> [Metin Alıntısı]
····················

"Emekçilerden yanayız"

Posbıyık: "Provokasyonlarla ortamı gerenler var" Tüm Bel-Sen Zonguldak Şube Başkanı Erol Yılmaz ve ardından Ereğli'deki STK'lar Posbıyık'a "geçmiş olsun" ziyaretinde bulundular..

Abone Ol

Posbıyık: “Provokasyonlarla ortamı gerenler var”

 

Tüm Bel-Sen Zonguldak Şube Başkanı Erol Yılmaz ve ardından Ereğli’deki STK’lar Posbıyık’a “geçmiş olsun” ziyaretinde bulundular..

 

19 Ağustos günü katıldığı bir iftar yemeği çıkışında sözlü ve fiili saldırıya uğrayan Karadeniz Ereğli Belediye Başkanı Halil Posbıyık’a geçmiş olsun ziyaretleri 24 Ağustos Çarşamba günü de devam etti. Tüm-Bel Sen Zonguldak Şube Başkanı Erol Yılmaz ve şube yönetim kurulu üyeleri, Başkan Posbıyık’ı makamında ziyaret ederek, 19 Ağustos günü gerçekleştirilen menfur saldırıyı kınadıklarını bildirdiler.
Konuklarını makam odasında ağırlayan Başkan Posbıyık’a Tüm-Bel Sen Zonguldak Şube Başkanı Erol Yılmaz bir çiçek takdim etti.

 

“BAŞKAN POSBIYIK’IN HER ZAMAN YANINDAYIZ.”

····················

Bir veri bloğu
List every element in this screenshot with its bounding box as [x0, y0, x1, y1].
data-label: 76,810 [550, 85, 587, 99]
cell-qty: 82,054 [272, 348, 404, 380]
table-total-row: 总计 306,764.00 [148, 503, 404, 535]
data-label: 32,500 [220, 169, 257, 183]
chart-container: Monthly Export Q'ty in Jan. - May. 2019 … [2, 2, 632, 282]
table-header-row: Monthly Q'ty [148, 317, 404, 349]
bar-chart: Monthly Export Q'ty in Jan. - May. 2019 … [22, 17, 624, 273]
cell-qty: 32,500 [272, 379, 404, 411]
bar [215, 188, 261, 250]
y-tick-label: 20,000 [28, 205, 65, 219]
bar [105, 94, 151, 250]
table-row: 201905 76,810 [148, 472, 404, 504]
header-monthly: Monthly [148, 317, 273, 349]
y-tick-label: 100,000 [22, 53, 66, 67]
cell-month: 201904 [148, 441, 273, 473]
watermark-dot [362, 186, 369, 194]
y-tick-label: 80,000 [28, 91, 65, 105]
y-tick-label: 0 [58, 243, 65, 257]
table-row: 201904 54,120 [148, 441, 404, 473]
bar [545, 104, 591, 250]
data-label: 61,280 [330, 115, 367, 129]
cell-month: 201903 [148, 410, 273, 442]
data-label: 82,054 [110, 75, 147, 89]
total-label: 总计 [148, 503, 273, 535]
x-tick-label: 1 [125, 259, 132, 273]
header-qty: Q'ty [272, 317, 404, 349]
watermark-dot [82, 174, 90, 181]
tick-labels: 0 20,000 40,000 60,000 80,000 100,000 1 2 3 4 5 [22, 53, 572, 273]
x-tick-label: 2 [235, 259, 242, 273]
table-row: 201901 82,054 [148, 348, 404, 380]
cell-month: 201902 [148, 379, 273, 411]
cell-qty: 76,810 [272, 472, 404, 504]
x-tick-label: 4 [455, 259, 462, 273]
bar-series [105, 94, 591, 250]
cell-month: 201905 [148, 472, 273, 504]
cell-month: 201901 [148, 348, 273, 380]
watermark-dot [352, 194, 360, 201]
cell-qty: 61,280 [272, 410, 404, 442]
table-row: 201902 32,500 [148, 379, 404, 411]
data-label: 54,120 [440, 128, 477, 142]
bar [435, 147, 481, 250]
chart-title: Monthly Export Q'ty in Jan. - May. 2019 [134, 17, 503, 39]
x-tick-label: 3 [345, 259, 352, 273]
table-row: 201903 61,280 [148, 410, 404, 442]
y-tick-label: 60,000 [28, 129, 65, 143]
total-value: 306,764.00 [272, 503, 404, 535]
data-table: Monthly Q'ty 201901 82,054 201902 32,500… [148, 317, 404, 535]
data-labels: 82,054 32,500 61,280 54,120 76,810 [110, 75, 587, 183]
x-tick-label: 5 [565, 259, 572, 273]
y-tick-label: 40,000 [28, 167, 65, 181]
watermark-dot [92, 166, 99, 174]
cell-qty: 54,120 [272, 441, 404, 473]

····················

> [Alıştırma Yönergesi]
Haber metnindeki "19 Ağustos günü katıldığı bir iftar yemeği" diye başlayan paragrafı, ana bilgileri koruyarak daha kısa biçimde yeniden yazar mısınız? Verilen öğelerin haber metniyle hiçbir ilgisi yoktur.

> [Alıştırma Çıktısı]
19 Ağustos'ta bir iftar yemeği çıkışında sözlü ve fiili saldırıya uğrayan Karadeniz Ereğli Belediye Başkanı Halil Posbıyık'a yapılan geçmiş olsun ziyaretleri 24 Ağustos Çarşamba günü de sürdü. Tüm-Bel Sen Zonguldak Şube Başkanı Erol Yılmaz ve şube yönetim kurulu üyeleri, Posbıyık'ı makamında ziyaret ederek saldırıyı kınadı.